# What to do
Reproduce all of the data word for word.

# Provided material
-*-

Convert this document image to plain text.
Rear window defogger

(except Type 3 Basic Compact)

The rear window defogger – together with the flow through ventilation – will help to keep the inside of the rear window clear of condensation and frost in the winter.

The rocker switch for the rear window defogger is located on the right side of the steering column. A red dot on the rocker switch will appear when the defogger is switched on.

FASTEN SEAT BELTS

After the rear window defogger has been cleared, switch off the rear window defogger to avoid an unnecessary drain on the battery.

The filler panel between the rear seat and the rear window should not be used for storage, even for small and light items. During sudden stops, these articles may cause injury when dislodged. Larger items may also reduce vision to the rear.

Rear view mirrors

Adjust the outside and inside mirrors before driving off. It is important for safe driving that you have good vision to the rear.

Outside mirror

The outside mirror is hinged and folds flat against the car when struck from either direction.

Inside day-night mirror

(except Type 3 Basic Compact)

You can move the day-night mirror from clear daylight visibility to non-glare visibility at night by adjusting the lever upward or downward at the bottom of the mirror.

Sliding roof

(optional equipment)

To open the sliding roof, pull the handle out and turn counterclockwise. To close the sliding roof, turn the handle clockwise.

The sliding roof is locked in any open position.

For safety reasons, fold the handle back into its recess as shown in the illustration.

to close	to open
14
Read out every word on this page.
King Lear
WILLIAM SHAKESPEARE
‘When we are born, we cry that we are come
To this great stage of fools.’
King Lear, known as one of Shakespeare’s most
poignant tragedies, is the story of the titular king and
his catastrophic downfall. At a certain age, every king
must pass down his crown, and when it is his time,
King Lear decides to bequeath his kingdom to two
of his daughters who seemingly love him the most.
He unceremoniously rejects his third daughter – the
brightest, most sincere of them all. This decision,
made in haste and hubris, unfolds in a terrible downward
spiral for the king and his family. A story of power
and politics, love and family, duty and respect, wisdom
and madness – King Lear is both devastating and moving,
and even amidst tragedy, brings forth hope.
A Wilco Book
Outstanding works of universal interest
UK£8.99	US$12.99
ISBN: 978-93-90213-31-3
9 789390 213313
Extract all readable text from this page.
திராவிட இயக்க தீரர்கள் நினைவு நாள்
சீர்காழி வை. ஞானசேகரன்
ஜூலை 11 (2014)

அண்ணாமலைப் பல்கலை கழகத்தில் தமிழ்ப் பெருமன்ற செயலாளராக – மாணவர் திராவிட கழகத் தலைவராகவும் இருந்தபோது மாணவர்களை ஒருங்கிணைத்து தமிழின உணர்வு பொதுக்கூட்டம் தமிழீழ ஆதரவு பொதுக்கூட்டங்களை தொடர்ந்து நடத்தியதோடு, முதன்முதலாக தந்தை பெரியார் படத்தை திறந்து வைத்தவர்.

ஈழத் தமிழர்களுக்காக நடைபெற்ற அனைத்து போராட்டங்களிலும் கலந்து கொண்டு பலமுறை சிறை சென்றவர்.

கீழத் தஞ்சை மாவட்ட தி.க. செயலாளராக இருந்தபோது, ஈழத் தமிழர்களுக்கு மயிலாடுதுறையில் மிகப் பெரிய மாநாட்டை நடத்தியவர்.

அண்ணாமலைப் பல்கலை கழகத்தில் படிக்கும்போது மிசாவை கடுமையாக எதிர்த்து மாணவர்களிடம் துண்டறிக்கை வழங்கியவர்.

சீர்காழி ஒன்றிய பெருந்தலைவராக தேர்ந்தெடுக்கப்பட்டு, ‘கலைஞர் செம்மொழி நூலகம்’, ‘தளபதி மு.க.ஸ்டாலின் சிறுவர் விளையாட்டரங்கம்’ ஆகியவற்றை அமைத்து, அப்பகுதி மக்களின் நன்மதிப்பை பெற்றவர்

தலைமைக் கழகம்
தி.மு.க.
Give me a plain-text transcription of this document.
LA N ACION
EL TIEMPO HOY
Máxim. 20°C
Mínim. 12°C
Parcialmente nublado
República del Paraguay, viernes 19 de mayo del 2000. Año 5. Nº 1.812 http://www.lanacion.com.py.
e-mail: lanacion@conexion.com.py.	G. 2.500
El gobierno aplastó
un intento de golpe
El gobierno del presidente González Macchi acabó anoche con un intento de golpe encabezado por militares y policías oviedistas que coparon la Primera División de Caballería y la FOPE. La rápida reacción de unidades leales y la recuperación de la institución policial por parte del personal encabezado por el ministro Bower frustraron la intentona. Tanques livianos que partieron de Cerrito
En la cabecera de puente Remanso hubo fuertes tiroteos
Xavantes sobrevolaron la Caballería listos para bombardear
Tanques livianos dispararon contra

-*-

# Answer
Convert this document image to plain text.
Rear window defogger

(except Type 3 Basic Compact)

The rear window defogger – together with the flow through ventilation – will help to keep the inside of the rear window clear of condensation and frost in the winter.

The rocker switch for the rear window defogger is located on the right side of the steering column. A red dot on the rocker switch will appear when the defogger is switched on.

FASTEN SEAT BELTS

After the rear window defogger has been cleared, switch off the rear window defogger to avoid an unnecessary drain on the battery.

The filler panel between the rear seat and the rear window should not be used for storage, even for small and light items. During sudden stops, these articles may cause injury when dislodged. Larger items may also reduce vision to the rear.

Rear view mirrors

Adjust the outside and inside mirrors before driving off. It is important for safe driving that you have good vision to the rear.

Outside mirror

The outside mirror is hinged and folds flat against the car when struck from either direction.

Inside day-night mirror

(except Type 3 Basic Compact)

You can move the day-night mirror from clear daylight visibility to non-glare visibility at night by adjusting the lever upward or downward at the bottom of the mirror.

Sliding roof

(optional equipment)

To open the sliding roof, pull the handle out and turn counterclockwise. To close the sliding roof, turn the handle clockwise.

The sliding roof is locked in any open position.

For safety reasons, fold the handle back into its recess as shown in the illustration.

to close	to open
14
Read out every word on this page.
King Lear
WILLIAM SHAKESPEARE
‘When we are born, we cry that we are come
To this great stage of fools.’
King Lear, known as one of Shakespeare’s most
poignant tragedies, is the story of the titular king and
his catastrophic downfall. At a certain age, every king
must pass down his crown, and when it is his time,
King Lear decides to bequeath his kingdom to two
of his daughters who seemingly love him the most.
He unceremoniously rejects his third daughter – the
brightest, most sincere of them all. This decision,
made in haste and hubris, unfolds in a terrible downward
spiral for the king and his family. A story of power
and politics, love and family, duty and respect, wisdom
and madness – King Lear is both devastating and moving,
and even amidst tragedy, brings forth hope.
A Wilco Book
Outstanding works of universal interest
UK£8.99	US$12.99
ISBN: 978-93-90213-31-3
9 789390 213313
Extract all readable text from this page.
திராவிட இயக்க தீரர்கள் நினைவு நாள்
சீர்காழி வை. ஞானசேகரன்
ஜூலை 11 (2014)

அண்ணாமலைப் பல்கலை கழகத்தில் தமிழ்ப் பெருமன்ற செயலாளராக – மாணவர் திராவிட கழகத் தலைவராகவும் இருந்தபோது மாணவர்களை ஒருங்கிணைத்து தமிழின உணர்வு பொதுக்கூட்டம் தமிழீழ ஆதரவு பொதுக்கூட்டங்களை தொடர்ந்து நடத்தியதோடு, முதன்முதலாக தந்தை பெரியார் படத்தை திறந்து வைத்தவர்.

ஈழத் தமிழர்களுக்காக நடைபெற்ற அனைத்து போராட்டங்களிலும் கலந்து கொண்டு பலமுறை சிறை சென்றவர்.

கீழத் தஞ்சை மாவட்ட தி.க. செயலாளராக இருந்தபோது, ஈழத் தமிழர்களுக்கு மயிலாடுதுறையில் மிகப் பெரிய மாநாட்டை நடத்தியவர்.

அண்ணாமலைப் பல்கலை கழகத்தில் படிக்கும்போது மிசாவை கடுமையாக எதிர்த்து மாணவர்களிடம் துண்டறிக்கை வழங்கியவர்.

சீர்காழி ஒன்றிய பெருந்தலைவராக தேர்ந்தெடுக்கப்பட்டு, ‘கலைஞர் செம்மொழி நூலகம்’, ‘தளபதி மு.க.ஸ்டாலின் சிறுவர் விளையாட்டரங்கம்’ ஆகியவற்றை அமைத்து, அப்பகுதி மக்களின் நன்மதிப்பை பெற்றவர்

தலைமைக் கழகம்
தி.மு.க.
Give me a plain-text transcription of this document.
LA N ACION
EL TIEMPO HOY
Máxim. 20°C
Mínim. 12°C
Parcialmente nublado
República del Paraguay, viernes 19 de mayo del 2000. Año 5. Nº 1.812 http://www.lanacion.com.py.
e-mail: lanacion@conexion.com.py.	G. 2.500
El gobierno aplastó
un intento de golpe
El gobierno del presidente González Macchi acabó anoche con un intento de golpe encabezado por militares y policías oviedistas que coparon la Primera División de Caballería y la FOPE. La rápida reacción de unidades leales y la recuperación de la institución policial por parte del personal encabezado por el ministro Bower frustraron la intentona. Tanques livianos que partieron de Cerrito
En la cabecera de puente Remanso hubo fuertes tiroteos
Xavantes sobrevolaron la Caballería listos para bombardear
Tanques livianos dispararon contra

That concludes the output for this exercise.